> **Task brief**
The listing below should be written out exactly; please include all of it.

> **Data excerpts**
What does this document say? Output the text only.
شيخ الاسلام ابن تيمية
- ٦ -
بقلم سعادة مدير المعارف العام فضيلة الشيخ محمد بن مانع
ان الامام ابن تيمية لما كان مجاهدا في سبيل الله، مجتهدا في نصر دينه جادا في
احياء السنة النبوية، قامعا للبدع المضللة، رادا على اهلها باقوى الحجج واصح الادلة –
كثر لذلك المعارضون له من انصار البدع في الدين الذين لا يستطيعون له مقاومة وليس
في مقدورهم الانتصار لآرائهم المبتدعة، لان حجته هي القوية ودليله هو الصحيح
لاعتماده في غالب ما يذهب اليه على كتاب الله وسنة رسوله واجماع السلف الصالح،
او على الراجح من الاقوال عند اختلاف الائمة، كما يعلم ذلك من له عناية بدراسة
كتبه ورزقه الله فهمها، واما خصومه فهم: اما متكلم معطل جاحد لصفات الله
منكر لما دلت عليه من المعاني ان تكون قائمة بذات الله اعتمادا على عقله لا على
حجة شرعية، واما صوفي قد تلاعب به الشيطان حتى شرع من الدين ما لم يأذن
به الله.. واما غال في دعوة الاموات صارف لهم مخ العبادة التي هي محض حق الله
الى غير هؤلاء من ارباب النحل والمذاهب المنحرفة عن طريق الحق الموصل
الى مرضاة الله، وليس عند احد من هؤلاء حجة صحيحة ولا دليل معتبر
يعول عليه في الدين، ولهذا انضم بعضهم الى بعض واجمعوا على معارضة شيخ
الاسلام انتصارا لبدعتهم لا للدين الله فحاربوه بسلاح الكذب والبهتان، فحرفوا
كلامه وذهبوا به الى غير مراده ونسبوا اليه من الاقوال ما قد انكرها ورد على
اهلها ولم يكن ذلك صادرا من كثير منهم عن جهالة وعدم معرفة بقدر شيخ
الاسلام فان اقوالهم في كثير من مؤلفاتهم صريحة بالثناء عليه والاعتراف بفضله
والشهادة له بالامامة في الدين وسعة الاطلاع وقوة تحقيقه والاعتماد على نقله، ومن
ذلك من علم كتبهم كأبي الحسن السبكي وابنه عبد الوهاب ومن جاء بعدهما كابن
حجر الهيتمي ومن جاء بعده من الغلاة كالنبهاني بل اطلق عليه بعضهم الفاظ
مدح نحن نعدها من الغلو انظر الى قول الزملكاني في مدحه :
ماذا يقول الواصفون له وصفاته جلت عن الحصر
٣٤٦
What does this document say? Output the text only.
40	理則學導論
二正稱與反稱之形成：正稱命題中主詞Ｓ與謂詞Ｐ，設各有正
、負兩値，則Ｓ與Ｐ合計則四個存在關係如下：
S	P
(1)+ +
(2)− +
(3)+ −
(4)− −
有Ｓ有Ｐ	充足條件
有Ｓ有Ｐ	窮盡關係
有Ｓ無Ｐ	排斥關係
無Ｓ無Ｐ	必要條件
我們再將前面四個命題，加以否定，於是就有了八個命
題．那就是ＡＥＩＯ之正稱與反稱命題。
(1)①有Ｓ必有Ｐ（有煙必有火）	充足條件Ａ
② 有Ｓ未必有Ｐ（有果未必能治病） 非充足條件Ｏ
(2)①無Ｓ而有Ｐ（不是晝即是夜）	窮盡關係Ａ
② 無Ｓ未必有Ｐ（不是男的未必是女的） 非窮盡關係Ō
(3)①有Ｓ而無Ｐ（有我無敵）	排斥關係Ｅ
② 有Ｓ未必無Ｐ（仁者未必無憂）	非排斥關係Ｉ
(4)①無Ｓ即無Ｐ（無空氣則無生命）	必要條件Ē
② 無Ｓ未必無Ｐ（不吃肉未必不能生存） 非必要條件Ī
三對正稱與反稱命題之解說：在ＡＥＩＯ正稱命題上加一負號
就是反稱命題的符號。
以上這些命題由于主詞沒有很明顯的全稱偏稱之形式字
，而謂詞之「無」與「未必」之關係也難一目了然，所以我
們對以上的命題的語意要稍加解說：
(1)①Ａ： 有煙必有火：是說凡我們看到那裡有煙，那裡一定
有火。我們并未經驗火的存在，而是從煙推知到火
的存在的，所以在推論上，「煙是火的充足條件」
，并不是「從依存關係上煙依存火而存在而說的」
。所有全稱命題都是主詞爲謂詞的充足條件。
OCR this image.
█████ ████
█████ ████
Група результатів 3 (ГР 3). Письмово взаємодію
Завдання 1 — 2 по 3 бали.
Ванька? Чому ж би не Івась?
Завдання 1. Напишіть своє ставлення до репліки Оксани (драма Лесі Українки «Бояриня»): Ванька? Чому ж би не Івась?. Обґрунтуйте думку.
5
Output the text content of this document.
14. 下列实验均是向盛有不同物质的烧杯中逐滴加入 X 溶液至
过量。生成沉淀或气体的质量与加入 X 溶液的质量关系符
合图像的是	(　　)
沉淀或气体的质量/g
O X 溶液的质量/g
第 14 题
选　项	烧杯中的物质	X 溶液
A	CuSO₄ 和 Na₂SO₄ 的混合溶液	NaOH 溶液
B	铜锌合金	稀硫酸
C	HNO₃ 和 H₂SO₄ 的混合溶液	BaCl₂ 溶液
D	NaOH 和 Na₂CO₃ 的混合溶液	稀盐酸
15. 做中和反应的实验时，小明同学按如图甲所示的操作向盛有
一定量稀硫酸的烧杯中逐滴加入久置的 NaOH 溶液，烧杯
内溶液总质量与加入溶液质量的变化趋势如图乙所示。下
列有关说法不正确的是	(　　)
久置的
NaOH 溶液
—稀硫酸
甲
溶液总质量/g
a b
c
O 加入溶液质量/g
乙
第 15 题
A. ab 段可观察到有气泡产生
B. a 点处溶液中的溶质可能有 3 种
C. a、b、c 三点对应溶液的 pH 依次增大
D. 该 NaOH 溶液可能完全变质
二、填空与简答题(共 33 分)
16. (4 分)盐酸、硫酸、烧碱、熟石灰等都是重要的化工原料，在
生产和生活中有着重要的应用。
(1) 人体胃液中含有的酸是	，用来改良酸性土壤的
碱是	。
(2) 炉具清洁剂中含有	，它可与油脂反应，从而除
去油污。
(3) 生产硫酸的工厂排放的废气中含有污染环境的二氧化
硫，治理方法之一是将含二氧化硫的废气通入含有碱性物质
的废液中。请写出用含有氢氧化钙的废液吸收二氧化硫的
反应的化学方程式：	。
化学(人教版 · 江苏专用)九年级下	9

> **Answer**
What does this document say? Output the text only.
شيخ الاسلام ابن تيمية
- ٦ -
بقلم سعادة مدير المعارف العام فضيلة الشيخ محمد بن مانع
ان الامام ابن تيمية لما كان مجاهدا في سبيل الله، مجتهدا في نصر دينه جادا في
احياء السنة النبوية، قامعا للبدع المضللة، رادا على اهلها باقوى الحجج واصح الادلة –
كثر لذلك المعارضون له من انصار البدع في الدين الذين لا يستطيعون له مقاومة وليس
في مقدورهم الانتصار لآرائهم المبتدعة، لان حجته هي القوية ودليله هو الصحيح
لاعتماده في غالب ما يذهب اليه على كتاب الله وسنة رسوله واجماع السلف الصالح،
او على الراجح من الاقوال عند اختلاف الائمة، كما يعلم ذلك من له عناية بدراسة
كتبه ورزقه الله فهمها، واما خصومه فهم: اما متكلم معطل جاحد لصفات الله
منكر لما دلت عليه من المعاني ان تكون قائمة بذات الله اعتمادا على عقله لا على
حجة شرعية، واما صوفي قد تلاعب به الشيطان حتى شرع من الدين ما لم يأذن
به الله.. واما غال في دعوة الاموات صارف لهم مخ العبادة التي هي محض حق الله
الى غير هؤلاء من ارباب النحل والمذاهب المنحرفة عن طريق الحق الموصل
الى مرضاة الله، وليس عند احد من هؤلاء حجة صحيحة ولا دليل معتبر
يعول عليه في الدين، ولهذا انضم بعضهم الى بعض واجمعوا على معارضة شيخ
الاسلام انتصارا لبدعتهم لا للدين الله فحاربوه بسلاح الكذب والبهتان، فحرفوا
كلامه وذهبوا به الى غير مراده ونسبوا اليه من الاقوال ما قد انكرها ورد على
اهلها ولم يكن ذلك صادرا من كثير منهم عن جهالة وعدم معرفة بقدر شيخ
الاسلام فان اقوالهم في كثير من مؤلفاتهم صريحة بالثناء عليه والاعتراف بفضله
والشهادة له بالامامة في الدين وسعة الاطلاع وقوة تحقيقه والاعتماد على نقله، ومن
ذلك من علم كتبهم كأبي الحسن السبكي وابنه عبد الوهاب ومن جاء بعدهما كابن
حجر الهيتمي ومن جاء بعده من الغلاة كالنبهاني بل اطلق عليه بعضهم الفاظ
مدح نحن نعدها من الغلو انظر الى قول الزملكاني في مدحه :
ماذا يقول الواصفون له وصفاته جلت عن الحصر
٣٤٦
What does this document say? Output the text only.
40	理則學導論
二正稱與反稱之形成：正稱命題中主詞Ｓ與謂詞Ｐ，設各有正
、負兩値，則Ｓ與Ｐ合計則四個存在關係如下：
S	P
(1)+ +
(2)− +
(3)+ −
(4)− −
有Ｓ有Ｐ	充足條件
有Ｓ有Ｐ	窮盡關係
有Ｓ無Ｐ	排斥關係
無Ｓ無Ｐ	必要條件
我們再將前面四個命題，加以否定，於是就有了八個命
題．那就是ＡＥＩＯ之正稱與反稱命題。
(1)①有Ｓ必有Ｐ（有煙必有火）	充足條件Ａ
② 有Ｓ未必有Ｐ（有果未必能治病） 非充足條件Ｏ
(2)①無Ｓ而有Ｐ（不是晝即是夜）	窮盡關係Ａ
② 無Ｓ未必有Ｐ（不是男的未必是女的） 非窮盡關係Ō
(3)①有Ｓ而無Ｐ（有我無敵）	排斥關係Ｅ
② 有Ｓ未必無Ｐ（仁者未必無憂）	非排斥關係Ｉ
(4)①無Ｓ即無Ｐ（無空氣則無生命）	必要條件Ē
② 無Ｓ未必無Ｐ（不吃肉未必不能生存） 非必要條件Ī
三對正稱與反稱命題之解說：在ＡＥＩＯ正稱命題上加一負號
就是反稱命題的符號。
以上這些命題由于主詞沒有很明顯的全稱偏稱之形式字
，而謂詞之「無」與「未必」之關係也難一目了然，所以我
們對以上的命題的語意要稍加解說：
(1)①Ａ： 有煙必有火：是說凡我們看到那裡有煙，那裡一定
有火。我們并未經驗火的存在，而是從煙推知到火
的存在的，所以在推論上，「煙是火的充足條件」
，并不是「從依存關係上煙依存火而存在而說的」
。所有全稱命題都是主詞爲謂詞的充足條件。
OCR this image.
█████ ████
█████ ████
Група результатів 3 (ГР 3). Письмово взаємодію
Завдання 1 — 2 по 3 бали.
Ванька? Чому ж би не Івась?
Завдання 1. Напишіть своє ставлення до репліки Оксани (драма Лесі Українки «Бояриня»): Ванька? Чому ж би не Івась?. Обґрунтуйте думку.
5
Output the text content of this document.
14. 下列实验均是向盛有不同物质的烧杯中逐滴加入 X 溶液至
过量。生成沉淀或气体的质量与加入 X 溶液的质量关系符
合图像的是	(　　)
沉淀或气体的质量/g
O X 溶液的质量/g
第 14 题
选　项	烧杯中的物质	X 溶液
A	CuSO₄ 和 Na₂SO₄ 的混合溶液	NaOH 溶液
B	铜锌合金	稀硫酸
C	HNO₃ 和 H₂SO₄ 的混合溶液	BaCl₂ 溶液
D	NaOH 和 Na₂CO₃ 的混合溶液	稀盐酸
15. 做中和反应的实验时，小明同学按如图甲所示的操作向盛有
一定量稀硫酸的烧杯中逐滴加入久置的 NaOH 溶液，烧杯
内溶液总质量与加入溶液质量的变化趋势如图乙所示。下
列有关说法不正确的是	(　　)
久置的
NaOH 溶液
—稀硫酸
甲
溶液总质量/g
a b
c
O 加入溶液质量/g
乙
第 15 题
A. ab 段可观察到有气泡产生
B. a 点处溶液中的溶质可能有 3 种
C. a、b、c 三点对应溶液的 pH 依次增大
D. 该 NaOH 溶液可能完全变质
二、填空与简答题(共 33 分)
16. (4 分)盐酸、硫酸、烧碱、熟石灰等都是重要的化工原料，在
生产和生活中有着重要的应用。
(1) 人体胃液中含有的酸是	，用来改良酸性土壤的
碱是	。
(2) 炉具清洁剂中含有	，它可与油脂反应，从而除
去油污。
(3) 生产硫酸的工厂排放的废气中含有污染环境的二氧化
硫，治理方法之一是将含二氧化硫的废气通入含有碱性物质
的废液中。请写出用含有氢氧化钙的废液吸收二氧化硫的
反应的化学方程式：	。
化学(人教版 · 江苏专用)九年级下	9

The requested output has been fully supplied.